** What is needed **
Gather every line of the data below that contains the string "element". Case counts.

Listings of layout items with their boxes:
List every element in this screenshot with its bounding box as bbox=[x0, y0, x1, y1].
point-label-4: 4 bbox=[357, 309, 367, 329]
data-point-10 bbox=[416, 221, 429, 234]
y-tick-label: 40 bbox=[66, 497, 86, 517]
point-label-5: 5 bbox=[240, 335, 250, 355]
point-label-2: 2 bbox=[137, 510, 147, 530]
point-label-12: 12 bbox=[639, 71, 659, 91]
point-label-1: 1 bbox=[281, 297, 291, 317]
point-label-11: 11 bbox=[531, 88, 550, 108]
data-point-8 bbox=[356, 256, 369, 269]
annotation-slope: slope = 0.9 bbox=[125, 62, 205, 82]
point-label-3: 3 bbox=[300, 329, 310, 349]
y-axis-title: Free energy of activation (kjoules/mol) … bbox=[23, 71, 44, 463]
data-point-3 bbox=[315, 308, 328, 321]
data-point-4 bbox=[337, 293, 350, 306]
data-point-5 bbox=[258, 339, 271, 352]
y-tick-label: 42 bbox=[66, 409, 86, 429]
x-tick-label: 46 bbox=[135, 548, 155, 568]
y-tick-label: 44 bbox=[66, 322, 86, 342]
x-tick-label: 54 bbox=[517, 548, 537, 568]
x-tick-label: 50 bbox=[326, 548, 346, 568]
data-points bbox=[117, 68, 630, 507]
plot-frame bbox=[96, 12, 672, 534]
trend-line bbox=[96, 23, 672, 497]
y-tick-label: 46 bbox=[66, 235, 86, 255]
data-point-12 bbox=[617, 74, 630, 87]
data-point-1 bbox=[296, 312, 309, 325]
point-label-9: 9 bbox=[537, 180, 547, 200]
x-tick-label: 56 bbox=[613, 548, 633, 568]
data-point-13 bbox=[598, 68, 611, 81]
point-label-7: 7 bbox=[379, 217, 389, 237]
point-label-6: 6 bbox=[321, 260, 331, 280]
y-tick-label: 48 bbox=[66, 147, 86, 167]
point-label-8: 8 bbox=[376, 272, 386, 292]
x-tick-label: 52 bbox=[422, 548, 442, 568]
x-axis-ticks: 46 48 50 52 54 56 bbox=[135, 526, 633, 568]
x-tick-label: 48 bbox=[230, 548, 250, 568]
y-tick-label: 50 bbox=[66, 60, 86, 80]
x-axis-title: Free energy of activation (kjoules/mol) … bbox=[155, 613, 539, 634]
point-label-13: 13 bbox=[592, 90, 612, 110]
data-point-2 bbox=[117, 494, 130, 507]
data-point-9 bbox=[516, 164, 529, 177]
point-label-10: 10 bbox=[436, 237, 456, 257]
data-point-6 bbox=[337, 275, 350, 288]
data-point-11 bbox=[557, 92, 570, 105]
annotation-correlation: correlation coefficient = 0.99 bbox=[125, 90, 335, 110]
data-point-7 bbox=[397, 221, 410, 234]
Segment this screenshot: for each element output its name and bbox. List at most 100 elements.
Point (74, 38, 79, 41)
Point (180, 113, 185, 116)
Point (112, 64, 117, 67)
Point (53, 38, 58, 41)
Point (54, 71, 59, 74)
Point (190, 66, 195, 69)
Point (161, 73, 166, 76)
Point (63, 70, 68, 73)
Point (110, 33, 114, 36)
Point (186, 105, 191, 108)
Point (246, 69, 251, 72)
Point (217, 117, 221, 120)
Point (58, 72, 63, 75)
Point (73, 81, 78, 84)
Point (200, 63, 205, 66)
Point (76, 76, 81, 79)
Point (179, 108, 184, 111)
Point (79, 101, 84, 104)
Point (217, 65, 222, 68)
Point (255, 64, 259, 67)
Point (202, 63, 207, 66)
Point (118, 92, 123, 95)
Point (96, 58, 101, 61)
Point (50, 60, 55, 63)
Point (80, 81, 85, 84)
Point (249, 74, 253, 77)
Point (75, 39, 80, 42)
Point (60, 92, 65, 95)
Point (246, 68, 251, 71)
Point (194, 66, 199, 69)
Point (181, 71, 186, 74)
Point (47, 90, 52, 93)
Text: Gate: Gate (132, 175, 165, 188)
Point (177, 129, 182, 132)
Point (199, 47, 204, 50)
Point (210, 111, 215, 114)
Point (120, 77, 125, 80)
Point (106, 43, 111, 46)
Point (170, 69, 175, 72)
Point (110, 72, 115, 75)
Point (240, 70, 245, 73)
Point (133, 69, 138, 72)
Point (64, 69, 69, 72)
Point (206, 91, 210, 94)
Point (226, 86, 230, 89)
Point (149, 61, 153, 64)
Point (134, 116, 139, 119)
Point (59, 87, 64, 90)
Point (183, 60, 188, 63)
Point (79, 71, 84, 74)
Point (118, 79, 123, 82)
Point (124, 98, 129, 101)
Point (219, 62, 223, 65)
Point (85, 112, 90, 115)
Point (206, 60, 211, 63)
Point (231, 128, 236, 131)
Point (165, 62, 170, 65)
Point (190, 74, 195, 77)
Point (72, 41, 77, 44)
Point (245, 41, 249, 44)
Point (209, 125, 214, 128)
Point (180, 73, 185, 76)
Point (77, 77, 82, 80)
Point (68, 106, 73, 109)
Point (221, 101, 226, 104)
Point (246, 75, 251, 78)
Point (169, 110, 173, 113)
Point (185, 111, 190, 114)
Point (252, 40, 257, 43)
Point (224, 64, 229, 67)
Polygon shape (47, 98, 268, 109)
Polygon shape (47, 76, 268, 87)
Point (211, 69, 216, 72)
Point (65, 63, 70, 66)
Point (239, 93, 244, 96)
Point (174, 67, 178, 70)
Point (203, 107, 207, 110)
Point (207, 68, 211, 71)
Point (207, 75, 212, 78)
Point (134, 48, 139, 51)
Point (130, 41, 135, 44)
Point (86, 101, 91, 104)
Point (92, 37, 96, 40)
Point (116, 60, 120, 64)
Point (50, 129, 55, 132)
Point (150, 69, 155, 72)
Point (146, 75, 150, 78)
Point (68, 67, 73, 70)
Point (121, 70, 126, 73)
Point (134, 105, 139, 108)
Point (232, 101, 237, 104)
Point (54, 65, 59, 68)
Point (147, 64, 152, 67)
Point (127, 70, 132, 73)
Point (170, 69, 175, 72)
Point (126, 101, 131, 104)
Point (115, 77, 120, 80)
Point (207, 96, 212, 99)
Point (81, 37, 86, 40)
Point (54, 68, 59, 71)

** Task output **
List every element in this screenshot with its bounding box as bbox=[x0, y0, x1, y1].
Segment this screenshot: for each element output its name and bbox. List at most 100 elements.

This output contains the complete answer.